**Objective:**
Output the entries word for word. Omit images.

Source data
◆ ◆ ◆ ◆

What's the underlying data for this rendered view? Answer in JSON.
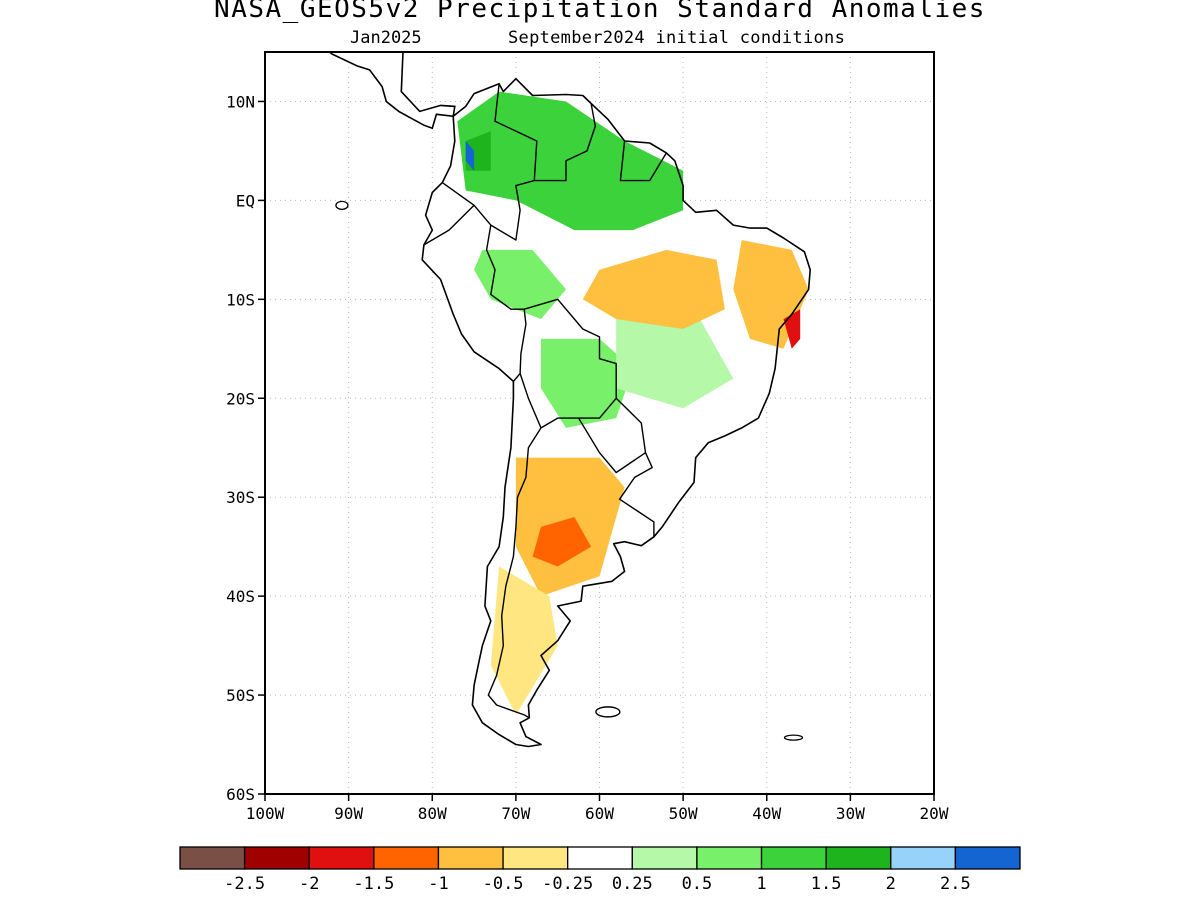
{
  "title": "NASA_GEOS5v2 Precipitation Standard Anomalies",
  "subtitle_left": "Jan2025",
  "subtitle_right": "September2024 initial conditions",
  "map": {
    "lon_range": [
      -100,
      -20
    ],
    "lat_range": [
      -60,
      15
    ],
    "lat_ticks": [
      {
        "value": 10,
        "label": "10N"
      },
      {
        "value": 0,
        "label": "EQ"
      },
      {
        "value": -10,
        "label": "10S"
      },
      {
        "value": -20,
        "label": "20S"
      },
      {
        "value": -30,
        "label": "30S"
      },
      {
        "value": -40,
        "label": "40S"
      },
      {
        "value": -50,
        "label": "50S"
      },
      {
        "value": -60,
        "label": "60S"
      }
    ],
    "lon_ticks": [
      {
        "value": -100,
        "label": "100W"
      },
      {
        "value": -90,
        "label": "90W"
      },
      {
        "value": -80,
        "label": "80W"
      },
      {
        "value": -70,
        "label": "70W"
      },
      {
        "value": -60,
        "label": "60W"
      },
      {
        "value": -50,
        "label": "50W"
      },
      {
        "value": -40,
        "label": "40W"
      },
      {
        "value": -30,
        "label": "30W"
      },
      {
        "value": -20,
        "label": "20W"
      }
    ],
    "grid": "dotted"
  },
  "colorbar": {
    "colors": [
      "#7a4f45",
      "#a00000",
      "#e01010",
      "#ff6400",
      "#ffc040",
      "#ffe680",
      "#ffffff",
      "#b4f8a8",
      "#78f06a",
      "#3cd23c",
      "#1eb41e",
      "#96d2fa",
      "#1464d2"
    ],
    "labels": [
      "-2.5",
      "-2",
      "-1.5",
      "-1",
      "-0.5",
      "-0.25",
      "0.25",
      "0.5",
      "1",
      "1.5",
      "2",
      "2.5"
    ]
  },
  "anomaly_regions": [
    {
      "category": "wet-1.5",
      "color": "#3cd23c",
      "points": [
        [
          -77,
          8
        ],
        [
          -72,
          11
        ],
        [
          -64,
          10
        ],
        [
          -57,
          6
        ],
        [
          -50,
          3
        ],
        [
          -50,
          -1
        ],
        [
          -56,
          -3
        ],
        [
          -63,
          -3
        ],
        [
          -70,
          0
        ],
        [
          -76,
          1
        ]
      ]
    },
    {
      "category": "wet-1",
      "color": "#78f06a",
      "points": [
        [
          -74,
          -5
        ],
        [
          -68,
          -5
        ],
        [
          -64,
          -9
        ],
        [
          -67,
          -12
        ],
        [
          -73,
          -10
        ],
        [
          -75,
          -7
        ]
      ]
    },
    {
      "category": "wet-1",
      "color": "#78f06a",
      "points": [
        [
          -67,
          -14
        ],
        [
          -60,
          -14
        ],
        [
          -56,
          -17
        ],
        [
          -58,
          -22
        ],
        [
          -64,
          -23
        ],
        [
          -67,
          -19
        ]
      ]
    },
    {
      "category": "wet-0.5",
      "color": "#b4f8a8",
      "points": [
        [
          -58,
          -12
        ],
        [
          -48,
          -12
        ],
        [
          -44,
          -18
        ],
        [
          -50,
          -21
        ],
        [
          -58,
          -19
        ]
      ]
    },
    {
      "category": "wet-2",
      "color": "#1eb41e",
      "points": [
        [
          -76,
          6
        ],
        [
          -73,
          7
        ],
        [
          -73,
          3
        ],
        [
          -76,
          3
        ]
      ]
    },
    {
      "category": "wet-2.5",
      "color": "#1464d2",
      "points": [
        [
          -76,
          6
        ],
        [
          -75,
          5
        ],
        [
          -75,
          3
        ],
        [
          -76,
          4
        ]
      ]
    },
    {
      "category": "dry-0.5",
      "color": "#ffc040",
      "points": [
        [
          -60,
          -7
        ],
        [
          -52,
          -5
        ],
        [
          -46,
          -6
        ],
        [
          -45,
          -11
        ],
        [
          -50,
          -13
        ],
        [
          -58,
          -12
        ],
        [
          -62,
          -10
        ]
      ]
    },
    {
      "category": "dry-0.5",
      "color": "#ffc040",
      "points": [
        [
          -43,
          -4
        ],
        [
          -37,
          -5
        ],
        [
          -35,
          -9
        ],
        [
          -38,
          -15
        ],
        [
          -42,
          -14
        ],
        [
          -44,
          -9
        ]
      ]
    },
    {
      "category": "dry-1.5",
      "color": "#e01010",
      "points": [
        [
          -38,
          -12
        ],
        [
          -36,
          -11
        ],
        [
          -36,
          -14
        ],
        [
          -37,
          -15
        ]
      ]
    },
    {
      "category": "dry-0.5",
      "color": "#ffc040",
      "points": [
        [
          -70,
          -26
        ],
        [
          -60,
          -26
        ],
        [
          -57,
          -29
        ],
        [
          -60,
          -38
        ],
        [
          -67,
          -40
        ],
        [
          -70,
          -35
        ]
      ]
    },
    {
      "category": "dry-1",
      "color": "#ff6400",
      "points": [
        [
          -67,
          -33
        ],
        [
          -63,
          -32
        ],
        [
          -61,
          -35
        ],
        [
          -65,
          -37
        ],
        [
          -68,
          -36
        ]
      ]
    },
    {
      "category": "dry-0.25",
      "color": "#ffe680",
      "points": [
        [
          -72,
          -37
        ],
        [
          -66,
          -40
        ],
        [
          -65,
          -45
        ],
        [
          -70,
          -52
        ],
        [
          -73,
          -47
        ]
      ]
    }
  ]
}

◆ ◆ ◆ ◆

**The answer:**
What's the underlying data for this rendered view? Answer in JSON.
{
  "title": "NASA_GEOS5v2 Precipitation Standard Anomalies",
  "subtitle_left": "Jan2025",
  "subtitle_right": "September2024 initial conditions",
  "map": {
    "lon_range": [
      -100,
      -20
    ],
    "lat_range": [
      -60,
      15
    ],
    "lat_ticks": [
      {
        "value": 10,
        "label": "10N"
      },
      {
        "value": 0,
        "label": "EQ"
      },
      {
        "value": -10,
        "label": "10S"
      },
      {
        "value": -20,
        "label": "20S"
      },
      {
        "value": -30,
        "label": "30S"
      },
      {
        "value": -40,
        "label": "40S"
      },
      {
        "value": -50,
        "label": "50S"
      },
      {
        "value": -60,
        "label": "60S"
      }
    ],
    "lon_ticks": [
      {
        "value": -100,
        "label": "100W"
      },
      {
        "value": -90,
        "label": "90W"
      },
      {
        "value": -80,
        "label": "80W"
      },
      {
        "value": -70,
        "label": "70W"
      },
      {
        "value": -60,
        "label": "60W"
      },
      {
        "value": -50,
        "label": "50W"
      },
      {
        "value": -40,
        "label": "40W"
      },
      {
        "value": -30,
        "label": "30W"
      },
      {
        "value": -20,
        "label": "20W"
      }
    ],
    "grid": "dotted"
  },
  "colorbar": {
    "colors": [
      "#7a4f45",
      "#a00000",
      "#e01010",
      "#ff6400",
      "#ffc040",
      "#ffe680",
      "#ffffff",
      "#b4f8a8",
      "#78f06a",
      "#3cd23c",
      "#1eb41e",
      "#96d2fa",
      "#1464d2"
    ],
    "labels": [
      "-2.5",
      "-2",
      "-1.5",
      "-1",
      "-0.5",
      "-0.25",
      "0.25",
      "0.5",
      "1",
      "1.5",
      "2",
      "2.5"
    ]
  },
  "anomaly_regions": [
    {
      "category": "wet-1.5",
      "color": "#3cd23c",
      "points": [
        [
          -77,
          8
        ],
        [
          -72,
          11
        ],
        [
          -64,
          10
        ],
        [
          -57,
          6
        ],
        [
          -50,
          3
        ],
        [
          -50,
          -1
        ],
        [
          -56,
          -3
        ],
        [
          -63,
          -3
        ],
        [
          -70,
          0
        ],
        [
          -76,
          1
        ]
      ]
    },
    {
      "category": "wet-1",
      "color": "#78f06a",
      "points": [
        [
          -74,
          -5
        ],
        [
          -68,
          -5
        ],
        [
          -64,
          -9
        ],
        [
          -67,
          -12
        ],
        [
          -73,
          -10
        ],
        [
          -75,
          -7
        ]
      ]
    },
    {
      "category": "wet-1",
      "color": "#78f06a",
      "points": [
        [
          -67,
          -14
        ],
        [
          -60,
          -14
        ],
        [
          -56,
          -17
        ],
        [
          -58,
          -22
        ],
        [
          -64,
          -23
        ],
        [
          -67,
          -19
        ]
      ]
    },
    {
      "category": "wet-0.5",
      "color": "#b4f8a8",
      "points": [
        [
          -58,
          -12
        ],
        [
          -48,
          -12
        ],
        [
          -44,
          -18
        ],
        [
          -50,
          -21
        ],
        [
          -58,
          -19
        ]
      ]
    },
    {
      "category": "wet-2",
      "color": "#1eb41e",
      "points": [
        [
          -76,
          6
        ],
        [
          -73,
          7
        ],
        [
          -73,
          3
        ],
        [
          -76,
          3
        ]
      ]
    },
    {
      "category": "wet-2.5",
      "color": "#1464d2",
      "points": [
        [
          -76,
          6
        ],
        [
          -75,
          5
        ],
        [
          -75,
          3
        ],
        [
          -76,
          4
        ]
      ]
    },
    {
      "category": "dry-0.5",
      "color": "#ffc040",
      "points": [
        [
          -60,
          -7
        ],
        [
          -52,
          -5
        ],
        [
          -46,
          -6
        ],
        [
          -45,
          -11
        ],
        [
          -50,
          -13
        ],
        [
          -58,
          -12
        ],
        [
          -62,
          -10
        ]
      ]
    },
    {
      "category": "dry-0.5",
      "color": "#ffc040",
      "points": [
        [
          -43,
          -4
        ],
        [
          -37,
          -5
        ],
        [
          -35,
          -9
        ],
        [
          -38,
          -15
        ],
        [
          -42,
          -14
        ],
        [
          -44,
          -9
        ]
      ]
    },
    {
      "category": "dry-1.5",
      "color": "#e01010",
      "points": [
        [
          -38,
          -12
        ],
        [
          -36,
          -11
        ],
        [
          -36,
          -14
        ],
        [
          -37,
          -15
        ]
      ]
    },
    {
      "category": "dry-0.5",
      "color": "#ffc040",
      "points": [
        [
          -70,
          -26
        ],
        [
          -60,
          -26
        ],
        [
          -57,
          -29
        ],
        [
          -60,
          -38
        ],
        [
          -67,
          -40
        ],
        [
          -70,
          -35
        ]
      ]
    },
    {
      "category": "dry-1",
      "color": "#ff6400",
      "points": [
        [
          -67,
          -33
        ],
        [
          -63,
          -32
        ],
        [
          -61,
          -35
        ],
        [
          -65,
          -37
        ],
        [
          -68,
          -36
        ]
      ]
    },
    {
      "category": "dry-0.25",
      "color": "#ffe680",
      "points": [
        [
          -72,
          -37
        ],
        [
          -66,
          -40
        ],
        [
          -65,
          -45
        ],
        [
          -70,
          -52
        ],
        [
          -73,
          -47
        ]
      ]
    }
  ]
}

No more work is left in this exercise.